> Texto do documento:
——
Vemos dia após dia o retrato escancarado da precarização da estrutura da UFRJ, vemos o subfinanciamento empurrando pra fora es estudantes pobres, negres e PCDs que não conseguem se manter por falta de políticas de assistência. Nos últimos dias, prédio após prédio vêm apresentado diversos problemas causados por deterioração devido à falta de manutenção, frutos do subfinanciamento. E há quem diga que a saída não é a greve… Não queremos esperar um novo museu nacional ou que um prédio desabe por completo, queremos vislumbrar um futuro digno para UFRJ, porque esse futuro digno também é a possibilidade de gerações e gerações de jovens terem acesso a uma educação de ponta e, cada vez mais, termos uma produção de conhecimento direcionada a resolução dos problemas reais do nosso povo!
——
> Instrução dada: Segundo o texto sobre a UFRJ, quais grupos de estudantes o subfinanciamento empurra para fora? Liste todos.

> Dados de coordenadas de layout:
——
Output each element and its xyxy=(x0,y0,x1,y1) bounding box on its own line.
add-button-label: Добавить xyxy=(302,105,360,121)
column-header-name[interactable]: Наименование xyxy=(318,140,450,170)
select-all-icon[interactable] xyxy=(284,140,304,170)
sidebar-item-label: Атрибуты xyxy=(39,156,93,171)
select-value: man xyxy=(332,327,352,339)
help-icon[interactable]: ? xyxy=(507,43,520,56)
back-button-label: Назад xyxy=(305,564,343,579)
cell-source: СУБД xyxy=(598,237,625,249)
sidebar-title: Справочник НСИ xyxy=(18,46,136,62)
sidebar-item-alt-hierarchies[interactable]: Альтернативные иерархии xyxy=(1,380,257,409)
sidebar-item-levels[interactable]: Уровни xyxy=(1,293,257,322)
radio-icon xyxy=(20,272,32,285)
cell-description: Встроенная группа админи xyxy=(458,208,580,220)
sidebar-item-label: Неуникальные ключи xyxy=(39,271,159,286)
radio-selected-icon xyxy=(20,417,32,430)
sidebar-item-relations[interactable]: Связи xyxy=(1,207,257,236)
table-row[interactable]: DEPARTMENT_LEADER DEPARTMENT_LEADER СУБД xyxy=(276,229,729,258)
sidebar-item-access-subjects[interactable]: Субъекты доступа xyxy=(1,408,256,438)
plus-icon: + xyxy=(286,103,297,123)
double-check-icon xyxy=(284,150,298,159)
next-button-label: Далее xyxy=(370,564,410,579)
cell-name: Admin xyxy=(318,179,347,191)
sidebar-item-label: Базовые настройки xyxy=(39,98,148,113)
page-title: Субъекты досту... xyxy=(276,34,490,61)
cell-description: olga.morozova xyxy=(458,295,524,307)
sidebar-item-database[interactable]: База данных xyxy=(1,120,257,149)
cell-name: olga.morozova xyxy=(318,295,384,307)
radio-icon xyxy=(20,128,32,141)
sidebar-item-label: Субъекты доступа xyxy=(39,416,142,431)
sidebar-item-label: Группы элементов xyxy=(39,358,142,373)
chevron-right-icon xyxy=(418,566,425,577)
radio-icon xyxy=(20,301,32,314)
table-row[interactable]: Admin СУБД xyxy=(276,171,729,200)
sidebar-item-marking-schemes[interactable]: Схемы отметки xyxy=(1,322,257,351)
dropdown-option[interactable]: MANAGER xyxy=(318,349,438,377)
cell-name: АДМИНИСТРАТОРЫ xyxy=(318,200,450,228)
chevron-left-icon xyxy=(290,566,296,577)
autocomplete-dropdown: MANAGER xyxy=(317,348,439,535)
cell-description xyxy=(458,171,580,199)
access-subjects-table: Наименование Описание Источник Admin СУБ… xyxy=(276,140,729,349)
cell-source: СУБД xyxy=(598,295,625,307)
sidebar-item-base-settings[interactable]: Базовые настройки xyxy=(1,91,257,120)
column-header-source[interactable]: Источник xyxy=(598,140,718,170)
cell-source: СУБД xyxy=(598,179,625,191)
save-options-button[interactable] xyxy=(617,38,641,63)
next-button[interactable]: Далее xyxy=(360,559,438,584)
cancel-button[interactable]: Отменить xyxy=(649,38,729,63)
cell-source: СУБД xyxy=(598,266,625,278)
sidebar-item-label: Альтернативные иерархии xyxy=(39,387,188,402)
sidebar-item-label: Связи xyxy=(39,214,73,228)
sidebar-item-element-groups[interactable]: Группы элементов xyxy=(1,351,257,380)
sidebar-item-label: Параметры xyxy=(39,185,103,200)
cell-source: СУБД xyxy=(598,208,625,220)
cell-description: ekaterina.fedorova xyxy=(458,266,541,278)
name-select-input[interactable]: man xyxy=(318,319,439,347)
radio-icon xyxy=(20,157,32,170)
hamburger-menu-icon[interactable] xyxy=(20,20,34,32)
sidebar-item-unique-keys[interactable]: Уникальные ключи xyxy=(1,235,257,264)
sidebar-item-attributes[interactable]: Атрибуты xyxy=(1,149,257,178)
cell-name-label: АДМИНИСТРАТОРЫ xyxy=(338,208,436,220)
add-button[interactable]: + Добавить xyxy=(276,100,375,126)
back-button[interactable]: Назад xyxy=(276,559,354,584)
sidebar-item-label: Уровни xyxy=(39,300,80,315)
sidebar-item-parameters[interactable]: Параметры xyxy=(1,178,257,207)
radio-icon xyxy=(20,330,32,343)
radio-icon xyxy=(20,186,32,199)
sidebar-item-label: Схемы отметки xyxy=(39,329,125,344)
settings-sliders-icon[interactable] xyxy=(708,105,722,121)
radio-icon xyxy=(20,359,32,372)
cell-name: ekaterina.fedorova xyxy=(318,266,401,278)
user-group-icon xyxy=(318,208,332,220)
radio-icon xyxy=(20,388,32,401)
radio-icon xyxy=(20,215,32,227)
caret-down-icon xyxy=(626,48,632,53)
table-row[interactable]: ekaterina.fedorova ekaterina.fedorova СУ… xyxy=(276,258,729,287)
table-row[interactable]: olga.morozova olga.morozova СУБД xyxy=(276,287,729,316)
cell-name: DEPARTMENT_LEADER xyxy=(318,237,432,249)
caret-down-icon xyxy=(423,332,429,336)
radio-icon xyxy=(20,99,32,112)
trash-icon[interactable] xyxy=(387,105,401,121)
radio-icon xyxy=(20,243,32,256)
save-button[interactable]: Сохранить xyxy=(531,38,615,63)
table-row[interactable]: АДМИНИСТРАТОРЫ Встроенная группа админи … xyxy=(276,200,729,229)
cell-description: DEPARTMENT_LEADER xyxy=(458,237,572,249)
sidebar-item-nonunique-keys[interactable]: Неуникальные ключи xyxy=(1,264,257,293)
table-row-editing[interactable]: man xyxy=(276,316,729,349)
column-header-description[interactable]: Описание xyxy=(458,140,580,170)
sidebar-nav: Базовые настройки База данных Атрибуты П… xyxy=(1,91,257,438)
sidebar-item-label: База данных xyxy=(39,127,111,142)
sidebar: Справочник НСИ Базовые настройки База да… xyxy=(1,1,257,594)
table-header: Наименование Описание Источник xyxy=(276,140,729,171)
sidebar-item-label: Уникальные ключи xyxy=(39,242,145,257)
——
> Resposta correta: Estudantes pobres, negres e PCDs.